--- What is being asked ---
Scan the data for "developers" and copy the lines it appears in.

[Records from a collection]
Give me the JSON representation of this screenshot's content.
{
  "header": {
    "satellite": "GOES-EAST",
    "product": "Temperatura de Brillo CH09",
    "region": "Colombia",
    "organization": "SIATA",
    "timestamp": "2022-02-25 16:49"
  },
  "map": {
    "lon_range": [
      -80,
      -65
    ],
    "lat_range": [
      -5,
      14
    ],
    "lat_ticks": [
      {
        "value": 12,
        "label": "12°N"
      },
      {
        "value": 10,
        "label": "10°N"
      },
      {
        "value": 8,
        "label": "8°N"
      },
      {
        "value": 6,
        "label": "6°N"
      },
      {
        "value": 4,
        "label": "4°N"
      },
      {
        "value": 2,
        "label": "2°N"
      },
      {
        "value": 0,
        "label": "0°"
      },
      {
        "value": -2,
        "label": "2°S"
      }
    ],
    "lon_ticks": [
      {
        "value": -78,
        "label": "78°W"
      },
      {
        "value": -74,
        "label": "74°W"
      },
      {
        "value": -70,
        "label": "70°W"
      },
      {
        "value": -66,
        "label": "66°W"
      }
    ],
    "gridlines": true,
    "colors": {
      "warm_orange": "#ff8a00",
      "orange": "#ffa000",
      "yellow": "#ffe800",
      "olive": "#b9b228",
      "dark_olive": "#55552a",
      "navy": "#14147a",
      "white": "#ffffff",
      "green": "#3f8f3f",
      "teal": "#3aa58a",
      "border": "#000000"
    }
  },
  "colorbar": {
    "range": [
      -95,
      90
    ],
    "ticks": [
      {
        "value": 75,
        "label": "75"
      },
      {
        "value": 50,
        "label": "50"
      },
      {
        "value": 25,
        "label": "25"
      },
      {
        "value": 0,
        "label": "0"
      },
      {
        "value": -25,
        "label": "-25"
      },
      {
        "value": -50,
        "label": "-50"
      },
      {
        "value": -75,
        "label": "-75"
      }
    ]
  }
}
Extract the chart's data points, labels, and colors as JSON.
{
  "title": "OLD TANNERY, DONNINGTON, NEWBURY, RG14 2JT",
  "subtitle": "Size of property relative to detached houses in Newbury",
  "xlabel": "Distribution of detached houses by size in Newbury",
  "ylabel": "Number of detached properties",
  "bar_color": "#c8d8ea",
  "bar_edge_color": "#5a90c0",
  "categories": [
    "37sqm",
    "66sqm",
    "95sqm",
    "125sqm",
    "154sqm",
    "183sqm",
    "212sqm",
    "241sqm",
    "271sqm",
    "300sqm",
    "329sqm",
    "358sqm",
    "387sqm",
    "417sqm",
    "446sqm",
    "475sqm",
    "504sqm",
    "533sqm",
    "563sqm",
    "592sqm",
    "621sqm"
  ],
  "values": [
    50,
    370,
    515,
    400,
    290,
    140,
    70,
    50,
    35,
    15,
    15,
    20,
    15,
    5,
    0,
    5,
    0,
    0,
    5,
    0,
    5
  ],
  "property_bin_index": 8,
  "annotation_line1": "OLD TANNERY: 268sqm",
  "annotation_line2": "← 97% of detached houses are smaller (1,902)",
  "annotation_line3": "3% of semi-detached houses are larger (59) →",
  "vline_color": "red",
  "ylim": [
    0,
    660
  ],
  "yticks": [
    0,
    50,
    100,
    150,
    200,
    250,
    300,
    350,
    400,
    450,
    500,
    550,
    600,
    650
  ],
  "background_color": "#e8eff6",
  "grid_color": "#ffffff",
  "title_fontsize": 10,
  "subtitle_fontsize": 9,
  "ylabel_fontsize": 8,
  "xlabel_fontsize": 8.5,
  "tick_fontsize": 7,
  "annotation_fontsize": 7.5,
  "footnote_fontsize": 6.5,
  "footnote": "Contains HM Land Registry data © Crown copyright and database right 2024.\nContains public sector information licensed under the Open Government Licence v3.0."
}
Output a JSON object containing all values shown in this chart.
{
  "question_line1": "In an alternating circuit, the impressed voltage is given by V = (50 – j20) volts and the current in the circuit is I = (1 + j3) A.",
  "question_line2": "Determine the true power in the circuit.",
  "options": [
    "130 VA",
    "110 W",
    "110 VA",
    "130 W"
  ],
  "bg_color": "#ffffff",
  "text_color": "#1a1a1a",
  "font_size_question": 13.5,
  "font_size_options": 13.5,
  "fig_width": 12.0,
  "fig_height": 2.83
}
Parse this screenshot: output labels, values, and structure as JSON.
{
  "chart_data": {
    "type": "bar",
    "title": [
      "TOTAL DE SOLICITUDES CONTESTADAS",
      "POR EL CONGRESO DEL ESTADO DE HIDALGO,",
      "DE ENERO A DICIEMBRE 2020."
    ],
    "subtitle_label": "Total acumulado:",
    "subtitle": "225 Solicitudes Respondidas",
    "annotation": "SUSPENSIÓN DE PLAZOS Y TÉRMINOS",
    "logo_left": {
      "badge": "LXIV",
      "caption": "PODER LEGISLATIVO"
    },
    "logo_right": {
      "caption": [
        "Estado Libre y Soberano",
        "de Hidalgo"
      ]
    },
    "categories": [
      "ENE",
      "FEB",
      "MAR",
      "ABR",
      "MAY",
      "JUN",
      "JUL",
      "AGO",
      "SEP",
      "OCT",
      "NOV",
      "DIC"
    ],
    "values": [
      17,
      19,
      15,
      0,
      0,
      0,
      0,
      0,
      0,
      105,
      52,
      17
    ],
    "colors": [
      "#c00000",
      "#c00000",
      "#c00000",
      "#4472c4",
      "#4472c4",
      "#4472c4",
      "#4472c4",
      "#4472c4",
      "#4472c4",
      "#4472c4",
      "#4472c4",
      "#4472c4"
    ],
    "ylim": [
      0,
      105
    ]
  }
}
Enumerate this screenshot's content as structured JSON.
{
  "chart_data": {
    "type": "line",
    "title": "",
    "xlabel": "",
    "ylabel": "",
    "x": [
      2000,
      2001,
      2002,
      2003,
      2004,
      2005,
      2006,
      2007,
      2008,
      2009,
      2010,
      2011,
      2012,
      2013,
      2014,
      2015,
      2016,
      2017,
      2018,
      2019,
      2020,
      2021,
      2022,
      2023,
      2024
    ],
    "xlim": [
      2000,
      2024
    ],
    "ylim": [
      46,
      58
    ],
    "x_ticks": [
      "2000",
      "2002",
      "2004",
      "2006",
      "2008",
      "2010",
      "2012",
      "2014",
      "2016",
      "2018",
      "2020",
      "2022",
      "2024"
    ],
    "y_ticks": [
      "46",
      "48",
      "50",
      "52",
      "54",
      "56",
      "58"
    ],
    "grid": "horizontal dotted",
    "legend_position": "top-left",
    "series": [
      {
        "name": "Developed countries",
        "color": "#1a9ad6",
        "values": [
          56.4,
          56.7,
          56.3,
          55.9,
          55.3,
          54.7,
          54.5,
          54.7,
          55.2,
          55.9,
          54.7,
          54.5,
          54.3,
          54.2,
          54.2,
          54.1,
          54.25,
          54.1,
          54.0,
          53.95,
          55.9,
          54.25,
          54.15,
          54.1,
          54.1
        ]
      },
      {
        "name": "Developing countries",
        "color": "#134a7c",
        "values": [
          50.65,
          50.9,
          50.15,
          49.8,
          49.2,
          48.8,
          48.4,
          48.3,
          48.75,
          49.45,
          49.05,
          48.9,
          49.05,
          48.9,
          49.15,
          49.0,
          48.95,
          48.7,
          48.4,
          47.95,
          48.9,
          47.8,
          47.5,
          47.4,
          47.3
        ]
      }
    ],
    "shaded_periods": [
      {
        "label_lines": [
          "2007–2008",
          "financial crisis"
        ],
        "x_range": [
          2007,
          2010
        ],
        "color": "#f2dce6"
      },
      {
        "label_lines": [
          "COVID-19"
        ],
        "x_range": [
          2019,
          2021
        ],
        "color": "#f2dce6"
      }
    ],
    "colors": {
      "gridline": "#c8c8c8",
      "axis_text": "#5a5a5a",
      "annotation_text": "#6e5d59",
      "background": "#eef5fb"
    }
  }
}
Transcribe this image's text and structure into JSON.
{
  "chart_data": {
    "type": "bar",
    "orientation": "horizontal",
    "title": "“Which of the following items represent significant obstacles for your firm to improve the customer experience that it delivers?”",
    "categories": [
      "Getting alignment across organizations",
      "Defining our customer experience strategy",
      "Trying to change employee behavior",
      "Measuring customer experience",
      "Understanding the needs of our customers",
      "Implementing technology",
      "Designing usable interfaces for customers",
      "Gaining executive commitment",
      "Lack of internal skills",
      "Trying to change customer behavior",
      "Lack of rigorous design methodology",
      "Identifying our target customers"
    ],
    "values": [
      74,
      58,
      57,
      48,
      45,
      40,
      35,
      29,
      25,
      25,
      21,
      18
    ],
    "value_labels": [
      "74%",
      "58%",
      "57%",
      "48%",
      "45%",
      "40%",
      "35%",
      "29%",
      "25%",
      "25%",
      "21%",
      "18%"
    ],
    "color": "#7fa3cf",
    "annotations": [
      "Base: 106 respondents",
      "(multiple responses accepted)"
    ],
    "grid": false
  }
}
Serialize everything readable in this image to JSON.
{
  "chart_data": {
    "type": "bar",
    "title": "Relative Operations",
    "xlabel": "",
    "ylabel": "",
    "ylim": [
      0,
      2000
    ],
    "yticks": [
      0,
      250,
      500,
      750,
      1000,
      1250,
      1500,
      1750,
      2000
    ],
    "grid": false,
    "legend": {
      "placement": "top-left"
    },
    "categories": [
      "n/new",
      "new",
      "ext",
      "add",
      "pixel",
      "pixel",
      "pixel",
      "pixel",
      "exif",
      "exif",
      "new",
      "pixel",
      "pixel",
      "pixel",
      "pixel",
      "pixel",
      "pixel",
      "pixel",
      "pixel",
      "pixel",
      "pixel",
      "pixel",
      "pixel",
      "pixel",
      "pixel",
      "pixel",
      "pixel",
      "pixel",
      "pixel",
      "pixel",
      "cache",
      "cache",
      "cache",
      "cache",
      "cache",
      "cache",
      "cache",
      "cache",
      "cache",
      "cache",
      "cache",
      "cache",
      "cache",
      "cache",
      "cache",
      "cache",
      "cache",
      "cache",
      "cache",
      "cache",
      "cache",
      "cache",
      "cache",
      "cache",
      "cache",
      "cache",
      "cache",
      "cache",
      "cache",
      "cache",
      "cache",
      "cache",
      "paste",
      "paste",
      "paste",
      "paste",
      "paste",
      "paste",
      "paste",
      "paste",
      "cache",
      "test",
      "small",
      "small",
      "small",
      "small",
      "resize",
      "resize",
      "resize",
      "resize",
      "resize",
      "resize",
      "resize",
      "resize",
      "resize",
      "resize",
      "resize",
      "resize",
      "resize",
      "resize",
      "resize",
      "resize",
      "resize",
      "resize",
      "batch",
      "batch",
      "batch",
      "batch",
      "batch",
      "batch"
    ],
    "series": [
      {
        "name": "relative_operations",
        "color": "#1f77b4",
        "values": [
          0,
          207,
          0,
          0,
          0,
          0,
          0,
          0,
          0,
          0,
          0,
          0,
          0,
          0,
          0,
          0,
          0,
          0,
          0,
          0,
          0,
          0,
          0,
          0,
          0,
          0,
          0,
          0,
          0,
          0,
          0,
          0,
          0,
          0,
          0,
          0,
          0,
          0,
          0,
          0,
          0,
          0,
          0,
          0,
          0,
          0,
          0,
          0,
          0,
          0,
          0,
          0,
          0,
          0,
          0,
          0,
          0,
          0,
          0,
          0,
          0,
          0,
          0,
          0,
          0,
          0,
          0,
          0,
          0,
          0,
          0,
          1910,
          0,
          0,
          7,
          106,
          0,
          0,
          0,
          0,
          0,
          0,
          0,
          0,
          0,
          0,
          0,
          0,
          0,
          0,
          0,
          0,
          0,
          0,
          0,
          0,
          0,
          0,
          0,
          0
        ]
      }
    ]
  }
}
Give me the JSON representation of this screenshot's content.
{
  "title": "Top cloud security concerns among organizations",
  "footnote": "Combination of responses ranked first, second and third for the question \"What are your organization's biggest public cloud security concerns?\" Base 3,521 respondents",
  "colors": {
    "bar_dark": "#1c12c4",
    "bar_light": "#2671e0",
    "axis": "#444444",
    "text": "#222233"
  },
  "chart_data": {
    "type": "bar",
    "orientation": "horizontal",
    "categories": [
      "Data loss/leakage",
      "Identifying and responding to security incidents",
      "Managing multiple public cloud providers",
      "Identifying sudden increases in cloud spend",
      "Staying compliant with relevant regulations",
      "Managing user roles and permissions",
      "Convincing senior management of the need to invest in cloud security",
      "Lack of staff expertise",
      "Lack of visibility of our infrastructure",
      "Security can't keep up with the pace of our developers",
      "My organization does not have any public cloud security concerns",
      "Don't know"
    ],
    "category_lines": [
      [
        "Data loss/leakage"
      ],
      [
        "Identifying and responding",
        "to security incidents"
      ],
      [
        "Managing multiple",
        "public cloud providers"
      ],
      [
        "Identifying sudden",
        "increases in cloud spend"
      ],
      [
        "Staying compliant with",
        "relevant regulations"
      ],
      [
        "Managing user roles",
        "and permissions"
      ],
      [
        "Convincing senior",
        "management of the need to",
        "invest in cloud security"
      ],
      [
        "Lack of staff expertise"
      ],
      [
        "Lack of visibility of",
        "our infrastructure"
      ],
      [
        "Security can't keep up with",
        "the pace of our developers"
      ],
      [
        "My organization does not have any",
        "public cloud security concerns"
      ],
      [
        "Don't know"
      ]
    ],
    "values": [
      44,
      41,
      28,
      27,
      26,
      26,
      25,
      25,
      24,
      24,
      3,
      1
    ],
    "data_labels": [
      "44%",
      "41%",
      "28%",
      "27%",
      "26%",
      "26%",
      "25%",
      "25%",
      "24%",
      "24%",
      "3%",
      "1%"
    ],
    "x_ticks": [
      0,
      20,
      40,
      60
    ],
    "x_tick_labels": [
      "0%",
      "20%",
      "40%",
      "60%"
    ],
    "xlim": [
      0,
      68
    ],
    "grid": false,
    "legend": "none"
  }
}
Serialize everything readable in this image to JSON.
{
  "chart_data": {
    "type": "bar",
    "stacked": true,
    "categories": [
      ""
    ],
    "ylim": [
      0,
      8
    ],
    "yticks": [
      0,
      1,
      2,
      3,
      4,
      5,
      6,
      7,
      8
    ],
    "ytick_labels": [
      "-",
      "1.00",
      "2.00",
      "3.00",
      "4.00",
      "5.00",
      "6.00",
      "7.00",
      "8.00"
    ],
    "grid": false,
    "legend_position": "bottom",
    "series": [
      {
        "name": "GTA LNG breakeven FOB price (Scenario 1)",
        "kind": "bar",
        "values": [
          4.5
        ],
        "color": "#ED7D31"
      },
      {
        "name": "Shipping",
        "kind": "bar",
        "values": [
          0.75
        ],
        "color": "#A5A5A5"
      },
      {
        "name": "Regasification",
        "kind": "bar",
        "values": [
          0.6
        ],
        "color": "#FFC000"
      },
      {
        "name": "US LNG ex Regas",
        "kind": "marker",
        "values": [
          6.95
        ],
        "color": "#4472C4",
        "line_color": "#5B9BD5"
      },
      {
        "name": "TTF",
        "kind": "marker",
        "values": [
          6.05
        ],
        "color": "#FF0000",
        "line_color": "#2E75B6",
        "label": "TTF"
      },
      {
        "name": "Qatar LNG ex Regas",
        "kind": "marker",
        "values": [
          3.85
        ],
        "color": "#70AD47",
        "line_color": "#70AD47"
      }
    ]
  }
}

--- Exercise result ---
      "Security can't keep up with the pace of our developers",
        "the pace of our developers"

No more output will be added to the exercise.